### Directive
How many lines in the records below contain the word "name"? Give only the number.

------ Record list

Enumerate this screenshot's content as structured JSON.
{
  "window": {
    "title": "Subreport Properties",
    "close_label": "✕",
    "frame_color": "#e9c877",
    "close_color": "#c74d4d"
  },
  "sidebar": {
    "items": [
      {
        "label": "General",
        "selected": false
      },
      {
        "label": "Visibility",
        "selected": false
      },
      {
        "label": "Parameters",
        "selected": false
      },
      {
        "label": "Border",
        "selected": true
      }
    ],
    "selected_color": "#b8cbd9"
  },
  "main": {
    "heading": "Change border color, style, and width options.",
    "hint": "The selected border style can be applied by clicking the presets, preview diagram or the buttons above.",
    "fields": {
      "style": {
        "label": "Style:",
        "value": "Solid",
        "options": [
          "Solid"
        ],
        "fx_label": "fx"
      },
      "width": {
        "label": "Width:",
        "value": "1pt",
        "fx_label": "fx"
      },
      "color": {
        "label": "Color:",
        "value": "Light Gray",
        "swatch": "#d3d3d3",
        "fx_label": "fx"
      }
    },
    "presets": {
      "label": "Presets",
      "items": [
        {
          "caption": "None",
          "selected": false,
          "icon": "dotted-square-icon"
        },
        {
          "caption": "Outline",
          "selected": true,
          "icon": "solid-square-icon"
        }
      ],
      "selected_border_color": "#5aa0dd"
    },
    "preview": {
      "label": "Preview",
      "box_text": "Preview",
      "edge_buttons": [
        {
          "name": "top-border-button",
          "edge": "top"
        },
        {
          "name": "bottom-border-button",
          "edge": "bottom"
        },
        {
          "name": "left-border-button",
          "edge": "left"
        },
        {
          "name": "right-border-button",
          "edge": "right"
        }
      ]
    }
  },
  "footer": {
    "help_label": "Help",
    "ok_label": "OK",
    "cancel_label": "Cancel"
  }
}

------------

### The answer
4